(Recorded data)
[Start]

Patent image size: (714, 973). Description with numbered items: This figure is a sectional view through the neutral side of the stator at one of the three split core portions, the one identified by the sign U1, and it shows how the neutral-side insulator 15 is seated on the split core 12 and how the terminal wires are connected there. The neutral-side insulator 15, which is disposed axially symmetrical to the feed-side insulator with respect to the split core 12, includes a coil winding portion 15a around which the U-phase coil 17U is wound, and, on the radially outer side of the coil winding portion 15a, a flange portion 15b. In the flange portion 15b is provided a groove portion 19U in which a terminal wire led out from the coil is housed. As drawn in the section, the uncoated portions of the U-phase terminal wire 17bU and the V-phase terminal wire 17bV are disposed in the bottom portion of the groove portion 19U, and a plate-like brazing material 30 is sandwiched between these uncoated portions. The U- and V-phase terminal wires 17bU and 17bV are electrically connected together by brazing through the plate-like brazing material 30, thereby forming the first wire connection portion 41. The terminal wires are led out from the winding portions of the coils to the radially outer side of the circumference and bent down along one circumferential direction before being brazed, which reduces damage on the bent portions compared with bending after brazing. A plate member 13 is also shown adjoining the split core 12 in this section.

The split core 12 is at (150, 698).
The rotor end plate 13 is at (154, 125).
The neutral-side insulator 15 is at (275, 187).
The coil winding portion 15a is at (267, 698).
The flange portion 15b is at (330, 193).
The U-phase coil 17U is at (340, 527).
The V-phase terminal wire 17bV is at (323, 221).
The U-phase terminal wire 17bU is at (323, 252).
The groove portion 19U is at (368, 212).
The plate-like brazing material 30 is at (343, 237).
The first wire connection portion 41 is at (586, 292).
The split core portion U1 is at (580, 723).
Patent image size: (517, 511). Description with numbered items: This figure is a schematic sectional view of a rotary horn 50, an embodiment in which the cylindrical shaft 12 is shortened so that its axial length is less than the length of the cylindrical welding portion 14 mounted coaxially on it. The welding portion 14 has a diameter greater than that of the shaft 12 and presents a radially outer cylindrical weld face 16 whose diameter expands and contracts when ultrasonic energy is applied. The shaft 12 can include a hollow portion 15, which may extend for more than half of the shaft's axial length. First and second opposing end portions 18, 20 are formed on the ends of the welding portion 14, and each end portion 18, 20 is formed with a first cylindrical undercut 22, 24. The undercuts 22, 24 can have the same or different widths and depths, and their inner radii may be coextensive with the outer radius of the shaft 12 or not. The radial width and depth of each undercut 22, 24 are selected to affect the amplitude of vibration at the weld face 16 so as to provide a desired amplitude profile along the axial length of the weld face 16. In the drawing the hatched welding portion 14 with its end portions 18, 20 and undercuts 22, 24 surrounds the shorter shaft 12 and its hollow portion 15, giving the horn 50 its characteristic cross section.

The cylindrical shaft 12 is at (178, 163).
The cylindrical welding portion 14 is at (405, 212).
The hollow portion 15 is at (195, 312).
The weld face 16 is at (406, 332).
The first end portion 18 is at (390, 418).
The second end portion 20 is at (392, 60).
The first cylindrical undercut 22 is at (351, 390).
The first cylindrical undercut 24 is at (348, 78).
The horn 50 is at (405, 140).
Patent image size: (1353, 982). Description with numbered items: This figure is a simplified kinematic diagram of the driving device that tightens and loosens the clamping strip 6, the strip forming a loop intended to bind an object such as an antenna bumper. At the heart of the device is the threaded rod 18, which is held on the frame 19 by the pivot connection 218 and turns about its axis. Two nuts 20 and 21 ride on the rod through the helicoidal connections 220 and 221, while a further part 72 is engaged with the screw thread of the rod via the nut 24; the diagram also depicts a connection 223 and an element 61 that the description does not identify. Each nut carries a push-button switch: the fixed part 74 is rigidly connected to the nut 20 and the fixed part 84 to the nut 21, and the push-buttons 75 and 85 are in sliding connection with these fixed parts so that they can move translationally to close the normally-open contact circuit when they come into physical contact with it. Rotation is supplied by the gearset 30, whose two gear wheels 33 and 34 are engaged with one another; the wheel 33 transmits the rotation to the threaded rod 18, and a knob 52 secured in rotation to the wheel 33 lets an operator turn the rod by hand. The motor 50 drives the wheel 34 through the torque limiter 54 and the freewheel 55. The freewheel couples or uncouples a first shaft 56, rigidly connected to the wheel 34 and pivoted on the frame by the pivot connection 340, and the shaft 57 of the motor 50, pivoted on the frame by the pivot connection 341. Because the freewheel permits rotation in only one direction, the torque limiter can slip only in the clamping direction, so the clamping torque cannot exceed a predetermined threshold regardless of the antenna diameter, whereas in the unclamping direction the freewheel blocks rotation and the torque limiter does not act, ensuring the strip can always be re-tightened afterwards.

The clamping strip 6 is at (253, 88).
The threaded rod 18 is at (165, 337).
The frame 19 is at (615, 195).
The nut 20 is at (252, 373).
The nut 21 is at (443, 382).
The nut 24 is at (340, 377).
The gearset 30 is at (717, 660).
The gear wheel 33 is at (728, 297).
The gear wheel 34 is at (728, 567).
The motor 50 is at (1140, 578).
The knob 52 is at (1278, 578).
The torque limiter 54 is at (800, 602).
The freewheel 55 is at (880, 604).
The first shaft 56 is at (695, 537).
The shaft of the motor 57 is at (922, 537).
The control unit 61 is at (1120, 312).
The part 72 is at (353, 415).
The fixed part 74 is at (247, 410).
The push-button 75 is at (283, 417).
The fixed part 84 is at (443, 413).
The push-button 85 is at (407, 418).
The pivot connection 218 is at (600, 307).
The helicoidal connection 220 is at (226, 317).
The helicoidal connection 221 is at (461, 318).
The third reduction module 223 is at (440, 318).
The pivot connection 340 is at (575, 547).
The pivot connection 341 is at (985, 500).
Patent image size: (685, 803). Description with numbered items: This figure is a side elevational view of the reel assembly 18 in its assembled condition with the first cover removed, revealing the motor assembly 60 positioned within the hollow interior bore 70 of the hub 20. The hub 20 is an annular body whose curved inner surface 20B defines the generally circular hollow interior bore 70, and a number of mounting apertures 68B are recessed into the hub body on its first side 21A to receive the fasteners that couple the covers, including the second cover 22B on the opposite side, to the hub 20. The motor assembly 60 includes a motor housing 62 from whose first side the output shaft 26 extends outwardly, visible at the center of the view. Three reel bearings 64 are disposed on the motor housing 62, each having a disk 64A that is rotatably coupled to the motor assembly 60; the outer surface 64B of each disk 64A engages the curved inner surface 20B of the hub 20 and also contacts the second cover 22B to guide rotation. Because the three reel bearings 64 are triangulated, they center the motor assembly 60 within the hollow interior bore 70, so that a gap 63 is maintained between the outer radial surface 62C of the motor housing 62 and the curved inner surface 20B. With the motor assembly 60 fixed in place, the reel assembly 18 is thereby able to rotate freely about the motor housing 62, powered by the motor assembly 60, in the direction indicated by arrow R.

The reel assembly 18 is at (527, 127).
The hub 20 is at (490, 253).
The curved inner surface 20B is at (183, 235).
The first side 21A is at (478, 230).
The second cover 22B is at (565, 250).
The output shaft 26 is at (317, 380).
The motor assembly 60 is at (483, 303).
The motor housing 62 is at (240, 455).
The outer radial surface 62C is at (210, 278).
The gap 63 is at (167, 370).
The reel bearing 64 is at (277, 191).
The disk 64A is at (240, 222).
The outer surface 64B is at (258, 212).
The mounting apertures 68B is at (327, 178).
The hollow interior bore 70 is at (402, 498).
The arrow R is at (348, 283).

[End]

**Short problem:** Could you rewrite all of the records above, replacing "Description with numbered items" with "Numbered description" wherever it appears and keeping everything else the same?

**Worked answer:**
Patent image size: (714, 973). Numbered description: This figure is a sectional view through the neutral side of the stator at one of the three split core portions, the one identified by the sign U1, and it shows how the neutral-side insulator 15 is seated on the split core 12 and how the terminal wires are connected there. The neutral-side insulator 15, which is disposed axially symmetrical to the feed-side insulator with respect to the split core 12, includes a coil winding portion 15a around which the U-phase coil 17U is wound, and, on the radially outer side of the coil winding portion 15a, a flange portion 15b. In the flange portion 15b is provided a groove portion 19U in which a terminal wire led out from the coil is housed. As drawn in the section, the uncoated portions of the U-phase terminal wire 17bU and the V-phase terminal wire 17bV are disposed in the bottom portion of the groove portion 19U, and a plate-like brazing material 30 is sandwiched between these uncoated portions. The U- and V-phase terminal wires 17bU and 17bV are electrically connected together by brazing through the plate-like brazing material 30, thereby forming the first wire connection portion 41. The terminal wires are led out from the winding portions of the coils to the radially outer side of the circumference and bent down along one circumferential direction before being brazed, which reduces damage on the bent portions compared with bending after brazing. A plate member 13 is also shown adjoining the split core 12 in this section.

The split core 12 is at (150, 698).
The rotor end plate 13 is at (154, 125).
The neutral-side insulator 15 is at (275, 187).
The coil winding portion 15a is at (267, 698).
The flange portion 15b is at (330, 193).
The U-phase coil 17U is at (340, 527).
The V-phase terminal wire 17bV is at (323, 221).
The U-phase terminal wire 17bU is at (323, 252).
The groove portion 19U is at (368, 212).
The plate-like brazing material 30 is at (343, 237).
The first wire connection portion 41 is at (586, 292).
The split core portion U1 is at (580, 723).
Patent image size: (517, 511). Numbered description: This figure is a schematic sectional view of a rotary horn 50, an embodiment in which the cylindrical shaft 12 is shortened so that its axial length is less than the length of the cylindrical welding portion 14 mounted coaxially on it. The welding portion 14 has a diameter greater than that of the shaft 12 and presents a radially outer cylindrical weld face 16 whose diameter expands and contracts when ultrasonic energy is applied. The shaft 12 can include a hollow portion 15, which may extend for more than half of the shaft's axial length. First and second opposing end portions 18, 20 are formed on the ends of the welding portion 14, and each end portion 18, 20 is formed with a first cylindrical undercut 22, 24. The undercuts 22, 24 can have the same or different widths and depths, and their inner radii may be coextensive with the outer radius of the shaft 12 or not. The radial width and depth of each undercut 22, 24 are selected to affect the amplitude of vibration at the weld face 16 so as to provide a desired amplitude profile along the axial length of the weld face 16. In the drawing the hatched welding portion 14 with its end portions 18, 20 and undercuts 22, 24 surrounds the shorter shaft 12 and its hollow portion 15, giving the horn 50 its characteristic cross section.

The cylindrical shaft 12 is at (178, 163).
The cylindrical welding portion 14 is at (405, 212).
The hollow portion 15 is at (195, 312).
The weld face 16 is at (406, 332).
The first end portion 18 is at (390, 418).
The second end portion 20 is at (392, 60).
The first cylindrical undercut 22 is at (351, 390).
The first cylindrical undercut 24 is at (348, 78).
The horn 50 is at (405, 140).
Patent image size: (1353, 982). Numbered description: This figure is a simplified kinematic diagram of the driving device that tightens and loosens the clamping strip 6, the strip forming a loop intended to bind an object such as an antenna bumper. At the heart of the device is the threaded rod 18, which is held on the frame 19 by the pivot connection 218 and turns about its axis. Two nuts 20 and 21 ride on the rod through the helicoidal connections 220 and 221, while a further part 72 is engaged with the screw thread of the rod via the nut 24; the diagram also depicts a connection 223 and an element 61 that the description does not identify. Each nut carries a push-button switch: the fixed part 74 is rigidly connected to the nut 20 and the fixed part 84 to the nut 21, and the push-buttons 75 and 85 are in sliding connection with these fixed parts so that they can move translationally to close the normally-open contact circuit when they come into physical contact with it. Rotation is supplied by the gearset 30, whose two gear wheels 33 and 34 are engaged with one another; the wheel 33 transmits the rotation to the threaded rod 18, and a knob 52 secured in rotation to the wheel 33 lets an operator turn the rod by hand. The motor 50 drives the wheel 34 through the torque limiter 54 and the freewheel 55. The freewheel couples or uncouples a first shaft 56, rigidly connected to the wheel 34 and pivoted on the frame by the pivot connection 340, and the shaft 57 of the motor 50, pivoted on the frame by the pivot connection 341. Because the freewheel permits rotation in only one direction, the torque limiter can slip only in the clamping direction, so the clamping torque cannot exceed a predetermined threshold regardless of the antenna diameter, whereas in the unclamping direction the freewheel blocks rotation and the torque limiter does not act, ensuring the strip can always be re-tightened afterwards.

The clamping strip 6 is at (253, 88).
The threaded rod 18 is at (165, 337).
The frame 19 is at (615, 195).
The nut 20 is at (252, 373).
The nut 21 is at (443, 382).
The nut 24 is at (340, 377).
The gearset 30 is at (717, 660).
The gear wheel 33 is at (728, 297).
The gear wheel 34 is at (728, 567).
The motor 50 is at (1140, 578).
The knob 52 is at (1278, 578).
The torque limiter 54 is at (800, 602).
The freewheel 55 is at (880, 604).
The first shaft 56 is at (695, 537).
The shaft of the motor 57 is at (922, 537).
The control unit 61 is at (1120, 312).
The part 72 is at (353, 415).
The fixed part 74 is at (247, 410).
The push-button 75 is at (283, 417).
The fixed part 84 is at (443, 413).
The push-button 85 is at (407, 418).
The pivot connection 218 is at (600, 307).
The helicoidal connection 220 is at (226, 317).
The helicoidal connection 221 is at (461, 318).
The third reduction module 223 is at (440, 318).
The pivot connection 340 is at (575, 547).
The pivot connection 341 is at (985, 500).
Patent image size: (685, 803). Numbered description: This figure is a side elevational view of the reel assembly 18 in its assembled condition with the first cover removed, revealing the motor assembly 60 positioned within the hollow interior bore 70 of the hub 20. The hub 20 is an annular body whose curved inner surface 20B defines the generally circular hollow interior bore 70, and a number of mounting apertures 68B are recessed into the hub body on its first side 21A to receive the fasteners that couple the covers, including the second cover 22B on the opposite side, to the hub 20. The motor assembly 60 includes a motor housing 62 from whose first side the output shaft 26 extends outwardly, visible at the center of the view. Three reel bearings 64 are disposed on the motor housing 62, each having a disk 64A that is rotatably coupled to the motor assembly 60; the outer surface 64B of each disk 64A engages the curved inner surface 20B of the hub 20 and also contacts the second cover 22B to guide rotation. Because the three reel bearings 64 are triangulated, they center the motor assembly 60 within the hollow interior bore 70, so that a gap 63 is maintained between the outer radial surface 62C of the motor housing 62 and the curved inner surface 20B. With the motor assembly 60 fixed in place, the reel assembly 18 is thereby able to rotate freely about the motor housing 62, powered by the motor assembly 60, in the direction indicated by arrow R.

The reel assembly 18 is at (527, 127).
The hub 20 is at (490, 253).
The curved inner surface 20B is at (183, 235).
The first side 21A is at (478, 230).
The second cover 22B is at (565, 250).
The output shaft 26 is at (317, 380).
The motor assembly 60 is at (483, 303).
The motor housing 62 is at (240, 455).
The outer radial surface 62C is at (210, 278).
The gap 63 is at (167, 370).
The reel bearing 64 is at (277, 191).
The disk 64A is at (240, 222).
The outer surface 64B is at (258, 212).
The mounting apertures 68B is at (327, 178).
The hollow interior bore 70 is at (402, 498).
The arrow R is at (348, 283).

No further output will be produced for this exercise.